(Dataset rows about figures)
..............................
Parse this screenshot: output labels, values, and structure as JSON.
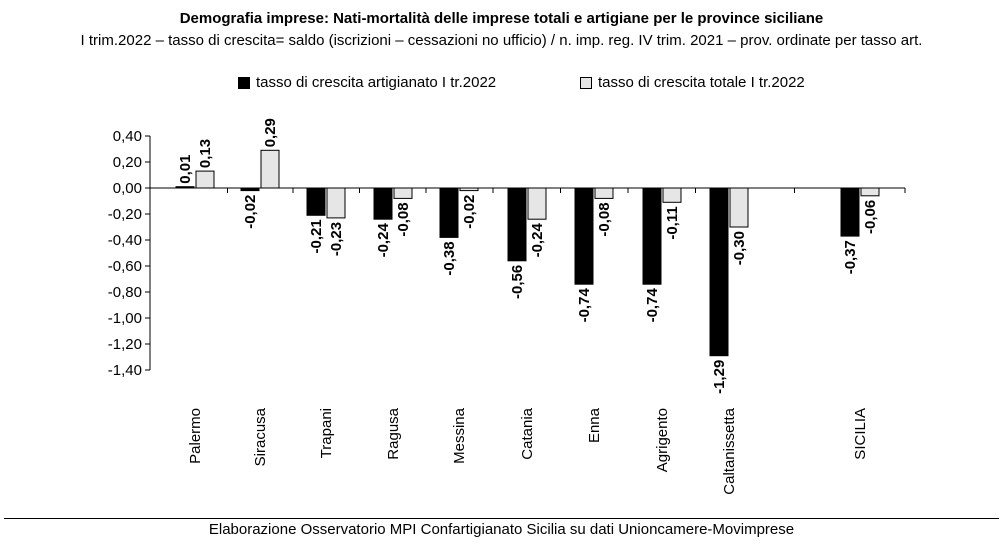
{
  "chart_data": {
    "type": "bar",
    "title": "Demografia imprese: Nati-mortalità delle imprese totali e artigiane per le province siciliane",
    "subtitle": "I trim.2022 – tasso di crescita= saldo (iscrizioni – cessazioni no ufficio) / n. imp. reg. IV trim. 2021 – prov. ordinate per tasso art.",
    "categories": [
      "Palermo",
      "Siracusa",
      "Trapani",
      "Ragusa",
      "Messina",
      "Catania",
      "Enna",
      "Agrigento",
      "Caltanissetta",
      "SICILIA"
    ],
    "series": [
      {
        "name": "tasso di crescita artigianato I tr.2022",
        "color": "#000000",
        "values": [
          0.01,
          -0.02,
          -0.21,
          -0.24,
          -0.38,
          -0.56,
          -0.74,
          -0.74,
          -1.29,
          -0.37
        ],
        "labels": [
          "0,01",
          "-0,02",
          "-0,21",
          "-0,24",
          "-0,38",
          "-0,56",
          "-0,74",
          "-0,74",
          "-1,29",
          "-0,37"
        ]
      },
      {
        "name": "tasso di crescita totale I tr.2022",
        "color": "#e6e6e6",
        "values": [
          0.13,
          0.29,
          -0.23,
          -0.08,
          -0.02,
          -0.24,
          -0.08,
          -0.11,
          -0.3,
          -0.06
        ],
        "labels": [
          "0,13",
          "0,29",
          "-0,23",
          "-0,08",
          "-0,02",
          "-0,24",
          "-0,08",
          "-0,11",
          "-0,30",
          "-0,06"
        ]
      }
    ],
    "yticks": [
      0.4,
      0.2,
      0.0,
      -0.2,
      -0.4,
      -0.6,
      -0.8,
      -1.0,
      -1.2,
      -1.4
    ],
    "ytick_labels": [
      "0,40",
      "0,20",
      "0,00",
      "-0,20",
      "-0,40",
      "-0,60",
      "-0,80",
      "-1,00",
      "-1,20",
      "-1,40"
    ],
    "ylim": [
      -1.4,
      0.4
    ],
    "legend_position": "top",
    "grid": false
  },
  "source": "Elaborazione Osservatorio MPI Confartigianato Sicilia su dati Unioncamere-Movimprese"
}
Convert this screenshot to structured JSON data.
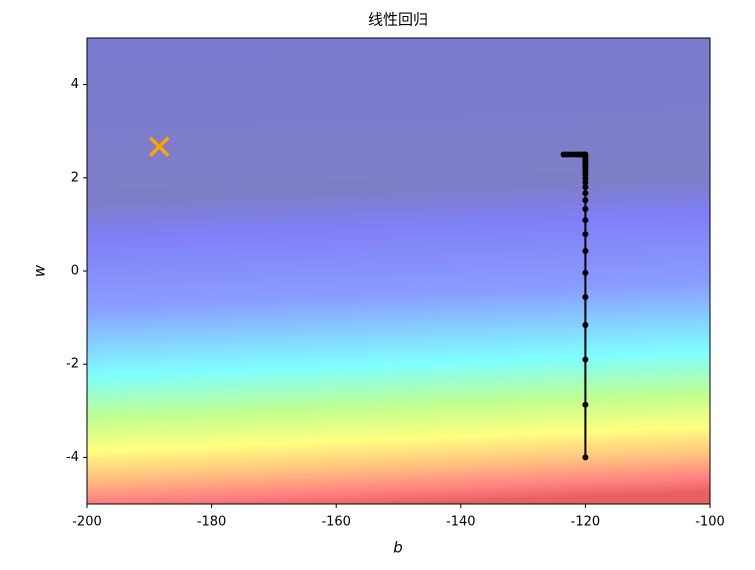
..............................
- _WORK TO DO_
Copy each line of the data that contains the word "this".

- _SOLUTION_
Parse this screenshot: output labels, values, and structure as JSON.
Convert this screenshot to structured JSON data.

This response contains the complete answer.